> [SET PROBLEM]:
Give a count of the lines below that have the string "https" in them, with no other words.

> [Recorded data]:

## start

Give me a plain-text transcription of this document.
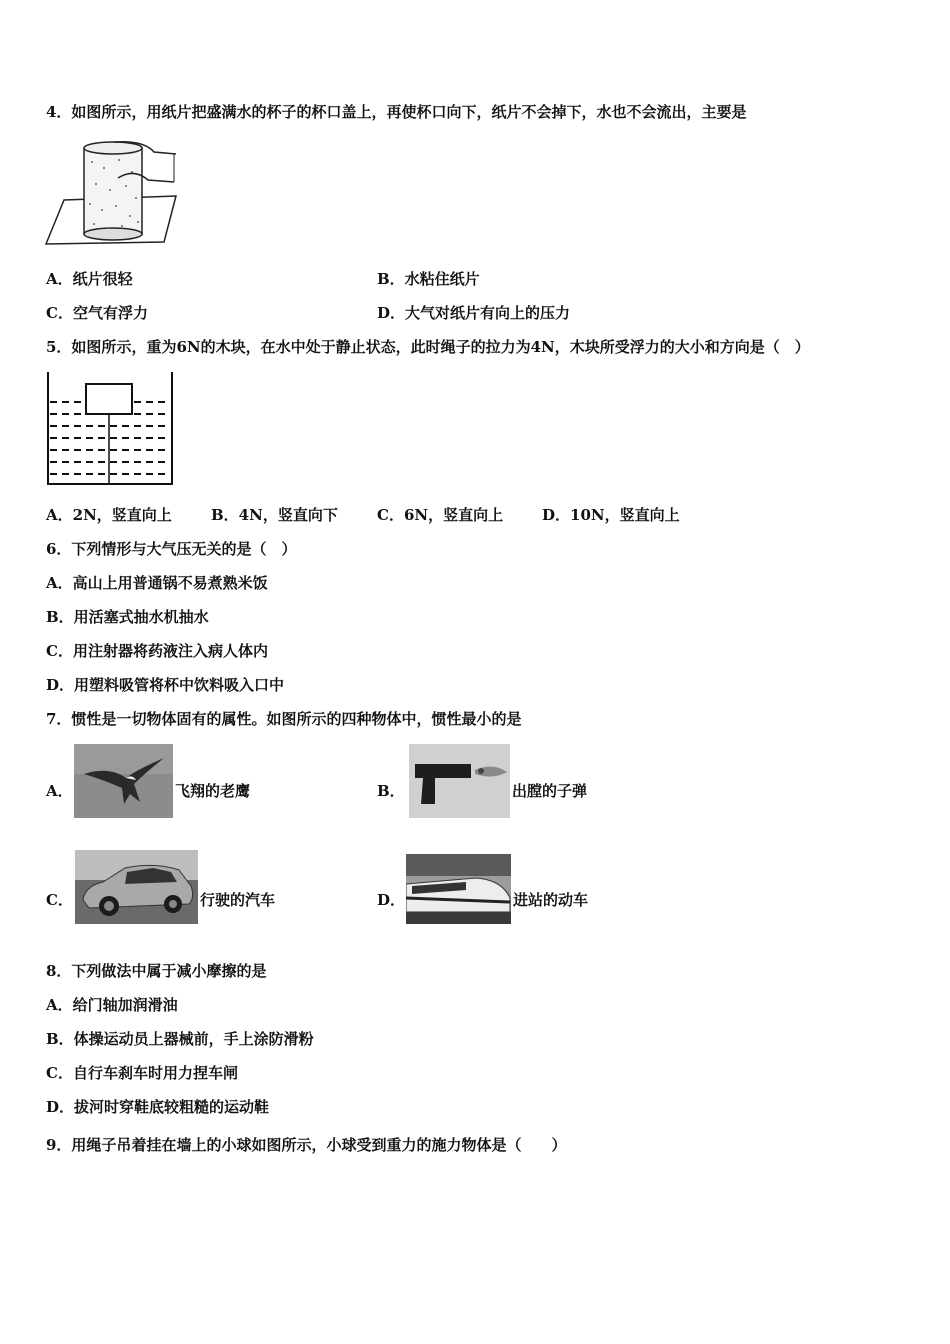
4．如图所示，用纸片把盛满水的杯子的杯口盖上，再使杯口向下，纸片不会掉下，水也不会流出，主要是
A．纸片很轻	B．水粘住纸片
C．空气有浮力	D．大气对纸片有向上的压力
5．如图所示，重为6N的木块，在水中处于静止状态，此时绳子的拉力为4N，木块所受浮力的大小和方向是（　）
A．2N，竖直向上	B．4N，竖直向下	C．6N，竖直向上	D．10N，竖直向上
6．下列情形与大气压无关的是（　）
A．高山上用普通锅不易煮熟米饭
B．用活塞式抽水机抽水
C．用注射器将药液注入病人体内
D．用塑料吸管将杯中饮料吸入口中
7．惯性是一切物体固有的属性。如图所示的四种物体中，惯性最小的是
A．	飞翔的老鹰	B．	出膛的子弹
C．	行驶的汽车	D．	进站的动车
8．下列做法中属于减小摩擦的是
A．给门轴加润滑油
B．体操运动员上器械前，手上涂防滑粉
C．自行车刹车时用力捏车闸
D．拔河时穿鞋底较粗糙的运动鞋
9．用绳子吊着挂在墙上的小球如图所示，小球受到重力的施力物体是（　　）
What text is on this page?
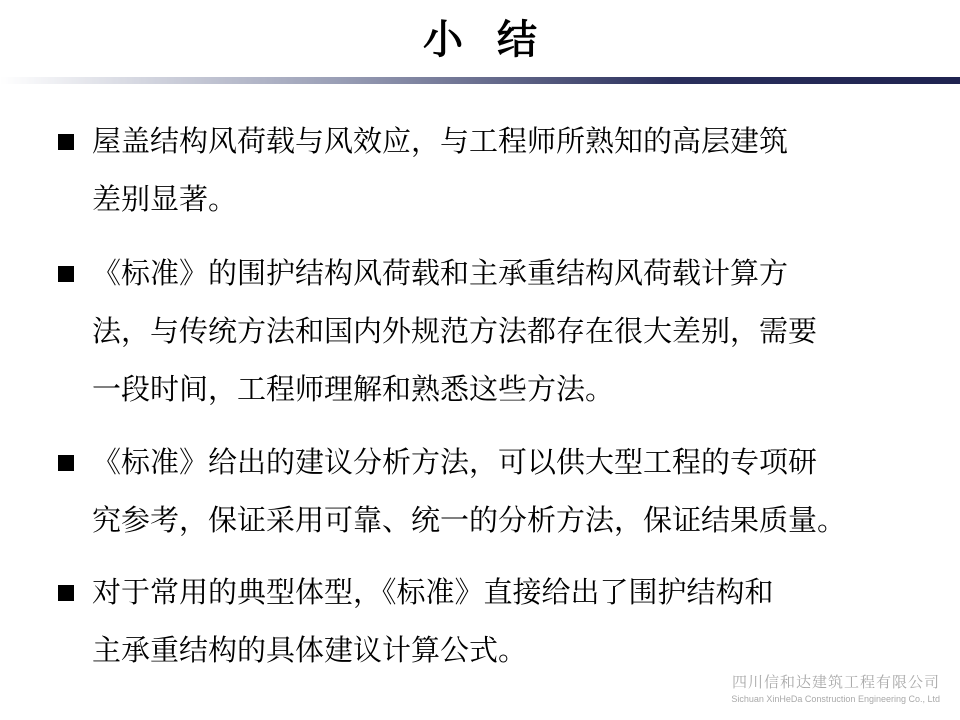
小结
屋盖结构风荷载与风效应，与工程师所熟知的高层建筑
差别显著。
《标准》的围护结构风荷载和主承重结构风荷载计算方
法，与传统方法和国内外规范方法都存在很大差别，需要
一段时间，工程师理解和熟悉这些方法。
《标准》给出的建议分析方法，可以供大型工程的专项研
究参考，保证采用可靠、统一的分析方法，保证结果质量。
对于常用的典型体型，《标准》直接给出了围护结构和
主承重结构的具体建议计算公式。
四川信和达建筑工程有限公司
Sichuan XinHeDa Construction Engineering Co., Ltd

## end
## start

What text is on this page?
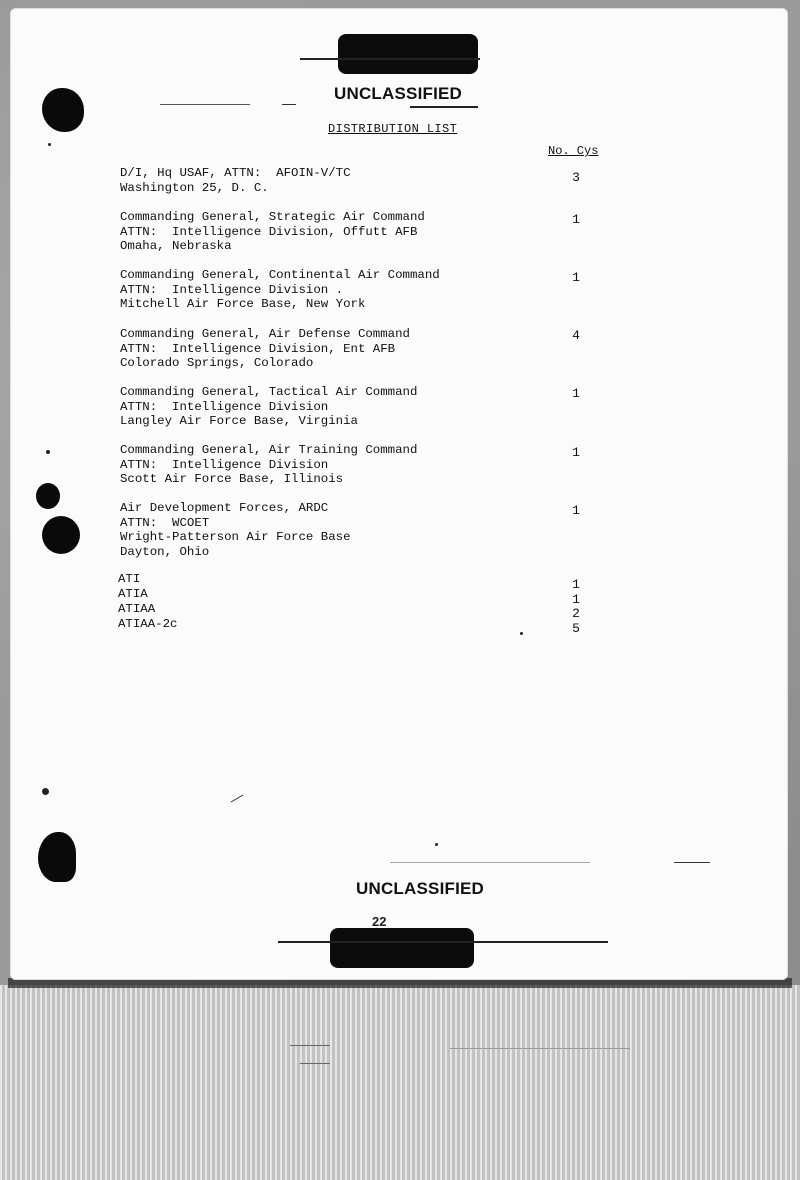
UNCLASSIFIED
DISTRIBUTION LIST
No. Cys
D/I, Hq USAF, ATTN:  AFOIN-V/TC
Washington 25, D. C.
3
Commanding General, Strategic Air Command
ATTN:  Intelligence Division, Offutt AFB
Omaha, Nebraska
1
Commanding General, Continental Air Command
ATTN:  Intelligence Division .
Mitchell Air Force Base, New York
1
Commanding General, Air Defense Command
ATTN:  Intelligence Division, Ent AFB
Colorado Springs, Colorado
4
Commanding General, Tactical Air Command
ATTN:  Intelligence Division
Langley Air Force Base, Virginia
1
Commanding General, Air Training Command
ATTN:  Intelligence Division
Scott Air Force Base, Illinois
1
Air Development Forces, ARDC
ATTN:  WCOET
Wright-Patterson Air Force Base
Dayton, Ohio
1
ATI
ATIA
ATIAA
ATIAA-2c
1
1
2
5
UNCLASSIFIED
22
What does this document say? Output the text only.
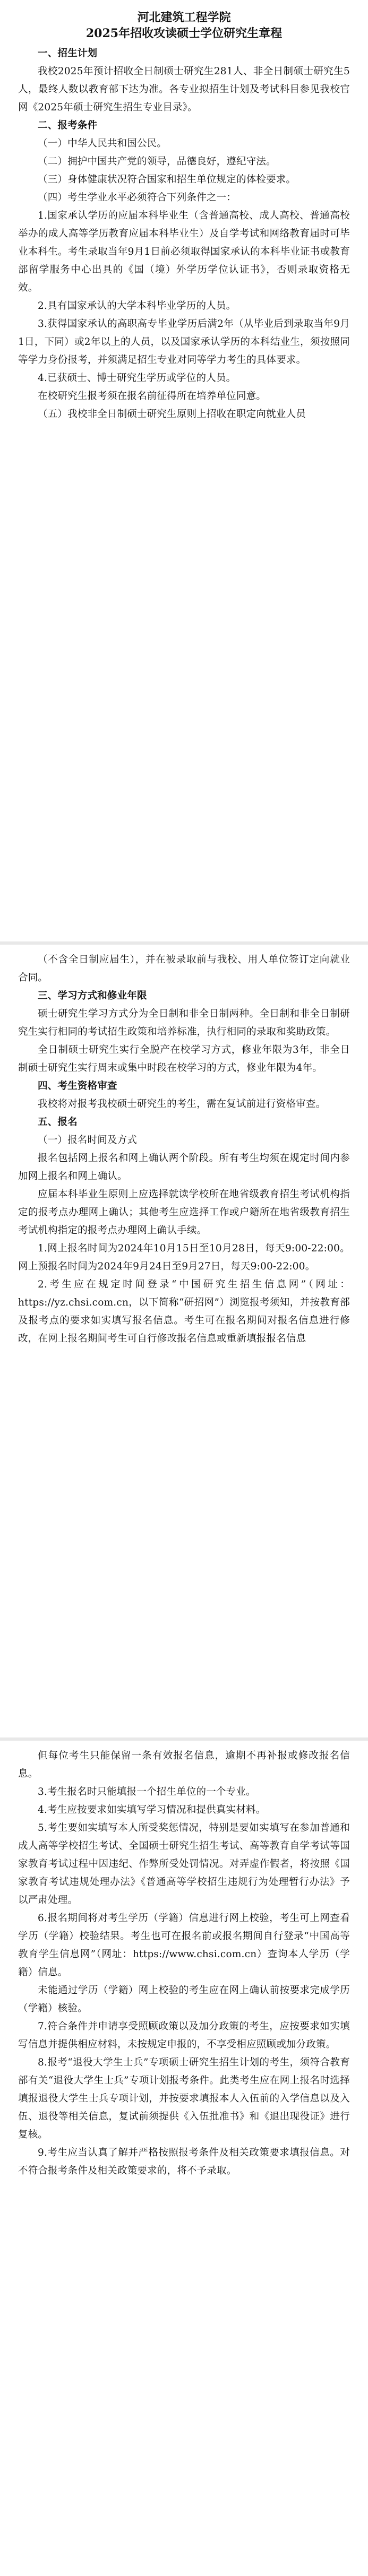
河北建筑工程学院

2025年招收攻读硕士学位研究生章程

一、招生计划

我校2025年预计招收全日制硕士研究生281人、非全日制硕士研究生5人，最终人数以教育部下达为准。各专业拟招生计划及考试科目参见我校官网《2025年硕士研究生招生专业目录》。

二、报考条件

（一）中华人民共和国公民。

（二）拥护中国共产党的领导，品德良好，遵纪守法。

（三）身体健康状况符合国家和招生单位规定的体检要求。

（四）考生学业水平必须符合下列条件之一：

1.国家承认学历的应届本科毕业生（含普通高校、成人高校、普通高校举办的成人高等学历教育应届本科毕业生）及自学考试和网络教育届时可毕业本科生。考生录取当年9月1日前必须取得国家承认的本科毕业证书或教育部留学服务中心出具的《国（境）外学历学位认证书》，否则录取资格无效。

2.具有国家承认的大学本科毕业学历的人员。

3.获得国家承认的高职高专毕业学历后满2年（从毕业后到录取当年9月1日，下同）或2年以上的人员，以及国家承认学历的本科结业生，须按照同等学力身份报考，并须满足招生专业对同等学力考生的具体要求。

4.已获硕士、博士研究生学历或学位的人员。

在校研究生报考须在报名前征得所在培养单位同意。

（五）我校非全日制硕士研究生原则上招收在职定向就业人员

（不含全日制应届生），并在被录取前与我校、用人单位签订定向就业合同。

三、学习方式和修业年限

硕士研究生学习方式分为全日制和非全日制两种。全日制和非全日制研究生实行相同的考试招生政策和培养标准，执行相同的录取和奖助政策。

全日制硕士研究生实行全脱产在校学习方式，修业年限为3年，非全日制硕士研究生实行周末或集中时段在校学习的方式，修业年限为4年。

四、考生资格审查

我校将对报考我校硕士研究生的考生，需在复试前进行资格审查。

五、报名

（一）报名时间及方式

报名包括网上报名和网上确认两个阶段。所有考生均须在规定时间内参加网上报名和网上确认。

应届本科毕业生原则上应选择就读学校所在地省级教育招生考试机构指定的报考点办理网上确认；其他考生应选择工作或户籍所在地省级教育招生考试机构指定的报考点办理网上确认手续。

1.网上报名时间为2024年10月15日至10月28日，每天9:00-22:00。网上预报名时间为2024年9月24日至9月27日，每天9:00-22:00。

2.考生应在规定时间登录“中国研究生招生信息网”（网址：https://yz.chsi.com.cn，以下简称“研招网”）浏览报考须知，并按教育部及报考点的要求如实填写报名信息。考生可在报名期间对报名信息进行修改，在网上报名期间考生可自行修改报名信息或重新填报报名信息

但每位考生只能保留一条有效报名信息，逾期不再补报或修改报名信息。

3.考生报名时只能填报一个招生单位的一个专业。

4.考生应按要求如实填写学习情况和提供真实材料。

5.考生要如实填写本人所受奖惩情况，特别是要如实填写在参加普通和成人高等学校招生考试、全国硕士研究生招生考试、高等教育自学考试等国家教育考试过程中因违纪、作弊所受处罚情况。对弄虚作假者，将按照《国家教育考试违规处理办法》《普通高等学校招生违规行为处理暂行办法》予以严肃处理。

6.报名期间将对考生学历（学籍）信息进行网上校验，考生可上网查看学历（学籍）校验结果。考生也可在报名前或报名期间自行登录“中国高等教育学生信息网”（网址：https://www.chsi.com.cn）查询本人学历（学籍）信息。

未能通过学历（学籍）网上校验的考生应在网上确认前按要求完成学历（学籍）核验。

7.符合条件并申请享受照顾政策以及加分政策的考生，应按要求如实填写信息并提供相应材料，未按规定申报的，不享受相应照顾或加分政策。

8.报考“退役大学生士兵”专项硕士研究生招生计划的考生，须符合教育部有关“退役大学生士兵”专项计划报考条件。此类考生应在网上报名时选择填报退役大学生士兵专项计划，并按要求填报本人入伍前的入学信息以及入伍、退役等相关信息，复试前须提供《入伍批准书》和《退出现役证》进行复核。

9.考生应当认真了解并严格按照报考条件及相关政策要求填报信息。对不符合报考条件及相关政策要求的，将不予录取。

## end

> [WRITTEN ANSWER]:
2